►
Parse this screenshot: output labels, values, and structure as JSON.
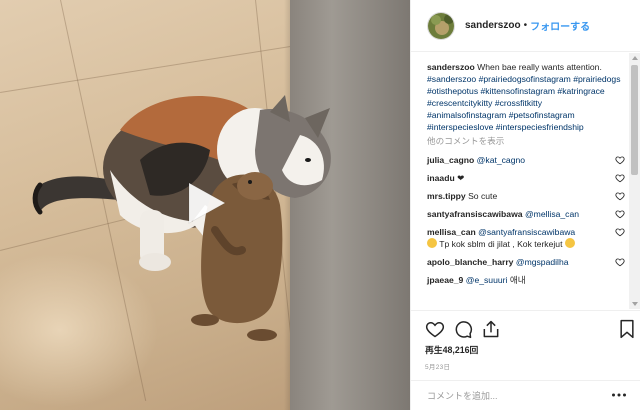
{
  "video": {
    "play_icon": "play-icon"
  },
  "header": {
    "username": "sanderszoo",
    "separator": "•",
    "follow_label": "フォローする"
  },
  "caption": {
    "username": "sanderszoo",
    "text": "When bae really wants attention.",
    "hashtags": [
      "#sanderszoo",
      "#prairiedogsofinstagram",
      "#prairiedogs",
      "#otisthepotus",
      "#kittensofinstagram",
      "#katringrace",
      "#crescentcitykitty",
      "#crossfitkitty",
      "#animalsofinstagram",
      "#petsofinstagram",
      "#interspecieslove",
      "#interspeciesfriendship"
    ]
  },
  "view_all_comments": "他のコメントを表示",
  "comments": [
    {
      "username": "julia_cagno",
      "mention": "@kat_cagno",
      "text": ""
    },
    {
      "username": "inaadu",
      "mention": "",
      "text": "❤"
    },
    {
      "username": "mrs.tippy",
      "mention": "",
      "text": "So cute"
    },
    {
      "username": "santyafransiscawibawa",
      "mention": "@mellisa_can",
      "text": ""
    },
    {
      "username": "mellisa_can",
      "mention": "@santyafransiscawibawa",
      "text": "Tp kok sblm di jilat , Kok terkejut"
    },
    {
      "username": "apolo_blanche_harry",
      "mention": "@mgspadilha",
      "text": ""
    },
    {
      "username": "jpaeae_9",
      "mention": "@e_suuuri",
      "text": "애내"
    }
  ],
  "actions": {
    "icons": [
      "heart-icon",
      "comment-icon",
      "share-icon",
      "bookmark-icon"
    ],
    "views": "再生48,216回",
    "date": "5月23日"
  },
  "add_comment": {
    "placeholder": "コメントを追加...",
    "more_icon": "more-options-icon"
  },
  "colors": {
    "link_blue": "#3897f0",
    "hashtag": "#003569",
    "text": "#262626",
    "muted": "#999999"
  }
}
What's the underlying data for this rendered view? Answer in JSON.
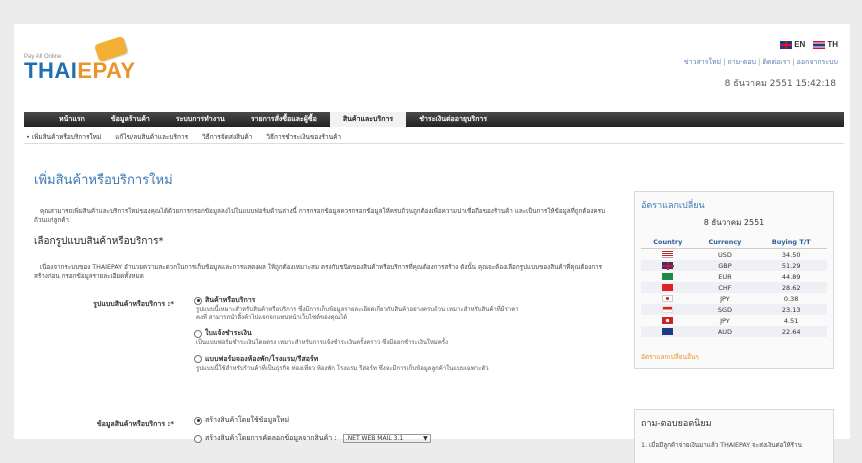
{
  "brand": {
    "tagline": "Pay All Online",
    "name_part1": "THAI",
    "name_part2": "EPAY"
  },
  "lang": {
    "en": "EN",
    "th": "TH"
  },
  "toplinks": [
    "ข่าวสารใหม่",
    "ถาม-ตอบ",
    "ติดต่อเรา",
    "ออกจากระบบ"
  ],
  "datetime": "8 ธันวาคม 2551 15:42:18",
  "nav": [
    "หน้าแรก",
    "ข้อมูลร้านค้า",
    "ระบบการทำงาน",
    "รายการสั่งซื้อและผู้ซื้อ",
    "สินค้าและบริการ",
    "ชำระเงินต่ออายุบริการ"
  ],
  "nav_active": 4,
  "subnav": [
    "• เพิ่มสินค้าหรือบริการใหม่",
    "แก้ไข/ลบสินค้าและบริการ",
    "วิธีการจัดส่งสินค้า",
    "วิธีการชำระเงินของร้านค้า"
  ],
  "main": {
    "title": "เพิ่มสินค้าหรือบริการใหม่",
    "intro": "คุณสามารถเพิ่มสินค้าและบริการใหม่ของคุณได้ด้วยการกรอกข้อมูลลงไปในแบบฟอร์มด้านล่างนี้ การกรอกข้อมูลควรกรอกข้อมูลให้ครบถ้วนถูกต้องเพื่อความน่าเชื่อถือของร้านค้า และเป็นการให้ข้อมูลที่ถูกต้องครบถ้วนแก่ลูกค้า",
    "section_title": "เลือกรูปแบบสินค้าหรือบริการ*",
    "section_desc": "เนื่องจากระบบของ THAIEPAY อำนวยความสะดวกในการเก็บข้อมูลและการแสดงผล ให้ถูกต้องเหมาะสม ตรงกับชนิดของสินค้าหรือบริการที่คุณต้องการสร้าง ดังนั้น คุณจะต้องเลือกรูปแบบของสินค้าที่คุณต้องการสร้างก่อน กรอกข้อมูลรายละเอียดทั้งหมด",
    "type_label": "รูปแบบสินค้าหรือบริการ :*",
    "type_options": [
      {
        "title": "สินค้าหรือบริการ",
        "desc": "รูปแบบนี้เหมาะสำหรับสินค้าหรือบริการ ซึ่งมีการเก็บข้อมูลรายละเอียดเกี่ยวกับสินค้าอย่างครบถ้วน เหมาะสำหรับสินค้าที่มีราคาคงที่ สามารถนำสิ้งค้าไปแจกจกแทนหน้าเว็บไซต์ของคุณได้",
        "selected": true
      },
      {
        "title": "ใบแจ้งชำระเงิน",
        "desc": "เป็นแบบฟอร์มชำระเงินโดยตรง เหมาะสำหรับการแจ้งชำระเงินครั้งคราว ซึ่งมีออกชำระเงินใหม่ครั้ง",
        "selected": false
      },
      {
        "title": "แบบฟอร์มจองห้องพัก/โรงแรม/รีสอร์ท",
        "desc": "รูปแบบนี้ใช้สำหรับร้านค้าที่เป็นธุรกิจ ท่องเที่ยว ห้องพัก โรงแรม รีสอร์ท ซึ่งจะมีการเก็บข้อมูลลูกค้าในแบบเฉพาะตัว",
        "selected": false
      }
    ],
    "data_label": "ข้อมูลสินค้าหรือบริการ :*",
    "data_options": [
      {
        "title": "สร้างสินค้าโดยใช้ข้อมูลใหม่",
        "selected": true
      },
      {
        "title": "สร้างสินค้าโดยการคัดลอกข้อมูลจากสินค้า :",
        "selected": false
      }
    ],
    "copy_select_value": ".NET WEB MAIL 3.1"
  },
  "rates": {
    "title": "อัตราแลกเปลี่ยน",
    "date": "8 ธันวาคม 2551",
    "headers": [
      "Country",
      "Currency",
      "Buying T/T"
    ],
    "rows": [
      {
        "flag": "us-flag-icon",
        "currency": "USD",
        "rate": "34.50"
      },
      {
        "flag": "uk-flag-icon",
        "currency": "GBP",
        "rate": "51.29"
      },
      {
        "flag": "eu-flag-icon",
        "currency": "EUR",
        "rate": "44.89"
      },
      {
        "flag": "ch-flag-icon",
        "currency": "CHF",
        "rate": "28.62"
      },
      {
        "flag": "jp-flag-icon",
        "currency": "JPY",
        "rate": "0.38"
      },
      {
        "flag": "sg-flag-icon",
        "currency": "SGD",
        "rate": "23.13"
      },
      {
        "flag": "jp-flag-icon",
        "currency": "JPY",
        "rate": "4.51"
      },
      {
        "flag": "au-flag-icon",
        "currency": "AUD",
        "rate": "22.64"
      }
    ],
    "more_link": "อัตราแลกเปลี่ยนอื่นๆ"
  },
  "faq": {
    "title": "ถาม-ตอบยอดนิยม",
    "first_question": "1.  เมื่อมีลูกค้าจ่ายเงินมาแล้ว THAIEPAY จะส่งเงินต่อให้ร้าน"
  },
  "colors": {
    "brand_blue": "#1f6fb2",
    "brand_orange": "#e8952a",
    "link_blue": "#3a78b4"
  }
}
◄
◆ BRIEF ◆
Pictures in the records above should not be copied. Repeat everything else exactly.

◆ ANSWER TO THE TASK ◆
Parse this screenshot: output labels, values, and structure as JSON.
{
  "video": {
    "play_icon": "play-icon"
  },
  "header": {
    "username": "sanderszoo",
    "separator": "•",
    "follow_label": "フォローする"
  },
  "caption": {
    "username": "sanderszoo",
    "text": "When bae really wants attention.",
    "hashtags": [
      "#sanderszoo",
      "#prairiedogsofinstagram",
      "#prairiedogs",
      "#otisthepotus",
      "#kittensofinstagram",
      "#katringrace",
      "#crescentcitykitty",
      "#crossfitkitty",
      "#animalsofinstagram",
      "#petsofinstagram",
      "#interspecieslove",
      "#interspeciesfriendship"
    ]
  },
  "view_all_comments": "他のコメントを表示",
  "comments": [
    {
      "username": "julia_cagno",
      "mention": "@kat_cagno",
      "text": ""
    },
    {
      "username": "inaadu",
      "mention": "",
      "text": "❤"
    },
    {
      "username": "mrs.tippy",
      "mention": "",
      "text": "So cute"
    },
    {
      "username": "santyafransiscawibawa",
      "mention": "@mellisa_can",
      "text": ""
    },
    {
      "username": "mellisa_can",
      "mention": "@santyafransiscawibawa",
      "text": "Tp kok sblm di jilat , Kok terkejut"
    },
    {
      "username": "apolo_blanche_harry",
      "mention": "@mgspadilha",
      "text": ""
    },
    {
      "username": "jpaeae_9",
      "mention": "@e_suuuri",
      "text": "애내"
    }
  ],
  "actions": {
    "icons": [
      "heart-icon",
      "comment-icon",
      "share-icon",
      "bookmark-icon"
    ],
    "views": "再生48,216回",
    "date": "5月23日"
  },
  "add_comment": {
    "placeholder": "コメントを追加...",
    "more_icon": "more-options-icon"
  },
  "colors": {
    "link_blue": "#3897f0",
    "hashtag": "#003569",
    "text": "#262626",
    "muted": "#999999"
  }
}
What's the underlying data for this rendered view? Answer in JSON.
{
  "brand": {
    "tagline": "Pay All Online",
    "name_part1": "THAI",
    "name_part2": "EPAY"
  },
  "lang": {
    "en": "EN",
    "th": "TH"
  },
  "toplinks": [
    "ข่าวสารใหม่",
    "ถาม-ตอบ",
    "ติดต่อเรา",
    "ออกจากระบบ"
  ],
  "datetime": "8 ธันวาคม 2551 15:42:18",
  "nav": [
    "หน้าแรก",
    "ข้อมูลร้านค้า",
    "ระบบการทำงาน",
    "รายการสั่งซื้อและผู้ซื้อ",
    "สินค้าและบริการ",
    "ชำระเงินต่ออายุบริการ"
  ],
  "nav_active": 4,
  "subnav": [
    "• เพิ่มสินค้าหรือบริการใหม่",
    "แก้ไข/ลบสินค้าและบริการ",
    "วิธีการจัดส่งสินค้า",
    "วิธีการชำระเงินของร้านค้า"
  ],
  "main": {
    "title": "เพิ่มสินค้าหรือบริการใหม่",
    "intro": "คุณสามารถเพิ่มสินค้าและบริการใหม่ของคุณได้ด้วยการกรอกข้อมูลลงไปในแบบฟอร์มด้านล่างนี้ การกรอกข้อมูลควรกรอกข้อมูลให้ครบถ้วนถูกต้องเพื่อความน่าเชื่อถือของร้านค้า และเป็นการให้ข้อมูลที่ถูกต้องครบถ้วนแก่ลูกค้า",
    "section_title": "เลือกรูปแบบสินค้าหรือบริการ*",
    "section_desc": "เนื่องจากระบบของ THAIEPAY อำนวยความสะดวกในการเก็บข้อมูลและการแสดงผล ให้ถูกต้องเหมาะสม ตรงกับชนิดของสินค้าหรือบริการที่คุณต้องการสร้าง ดังนั้น คุณจะต้องเลือกรูปแบบของสินค้าที่คุณต้องการสร้างก่อน กรอกข้อมูลรายละเอียดทั้งหมด",
    "type_label": "รูปแบบสินค้าหรือบริการ :*",
    "type_options": [
      {
        "title": "สินค้าหรือบริการ",
        "desc": "รูปแบบนี้เหมาะสำหรับสินค้าหรือบริการ ซึ่งมีการเก็บข้อมูลรายละเอียดเกี่ยวกับสินค้าอย่างครบถ้วน เหมาะสำหรับสินค้าที่มีราคาคงที่ สามารถนำสิ้งค้าไปแจกจกแทนหน้าเว็บไซต์ของคุณได้",
        "selected": true
      },
      {
        "title": "ใบแจ้งชำระเงิน",
        "desc": "เป็นแบบฟอร์มชำระเงินโดยตรง เหมาะสำหรับการแจ้งชำระเงินครั้งคราว ซึ่งมีออกชำระเงินใหม่ครั้ง",
        "selected": false
      },
      {
        "title": "แบบฟอร์มจองห้องพัก/โรงแรม/รีสอร์ท",
        "desc": "รูปแบบนี้ใช้สำหรับร้านค้าที่เป็นธุรกิจ ท่องเที่ยว ห้องพัก โรงแรม รีสอร์ท ซึ่งจะมีการเก็บข้อมูลลูกค้าในแบบเฉพาะตัว",
        "selected": false
      }
    ],
    "data_label": "ข้อมูลสินค้าหรือบริการ :*",
    "data_options": [
      {
        "title": "สร้างสินค้าโดยใช้ข้อมูลใหม่",
        "selected": true
      },
      {
        "title": "สร้างสินค้าโดยการคัดลอกข้อมูลจากสินค้า :",
        "selected": false
      }
    ],
    "copy_select_value": ".NET WEB MAIL 3.1"
  },
  "rates": {
    "title": "อัตราแลกเปลี่ยน",
    "date": "8 ธันวาคม 2551",
    "headers": [
      "Country",
      "Currency",
      "Buying T/T"
    ],
    "rows": [
      {
        "flag": "us-flag-icon",
        "currency": "USD",
        "rate": "34.50"
      },
      {
        "flag": "uk-flag-icon",
        "currency": "GBP",
        "rate": "51.29"
      },
      {
        "flag": "eu-flag-icon",
        "currency": "EUR",
        "rate": "44.89"
      },
      {
        "flag": "ch-flag-icon",
        "currency": "CHF",
        "rate": "28.62"
      },
      {
        "flag": "jp-flag-icon",
        "currency": "JPY",
        "rate": "0.38"
      },
      {
        "flag": "sg-flag-icon",
        "currency": "SGD",
        "rate": "23.13"
      },
      {
        "flag": "jp-flag-icon",
        "currency": "JPY",
        "rate": "4.51"
      },
      {
        "flag": "au-flag-icon",
        "currency": "AUD",
        "rate": "22.64"
      }
    ],
    "more_link": "อัตราแลกเปลี่ยนอื่นๆ"
  },
  "faq": {
    "title": "ถาม-ตอบยอดนิยม",
    "first_question": "1.  เมื่อมีลูกค้าจ่ายเงินมาแล้ว THAIEPAY จะส่งเงินต่อให้ร้าน"
  },
  "colors": {
    "brand_blue": "#1f6fb2",
    "brand_orange": "#e8952a",
    "link_blue": "#3a78b4"
  }
}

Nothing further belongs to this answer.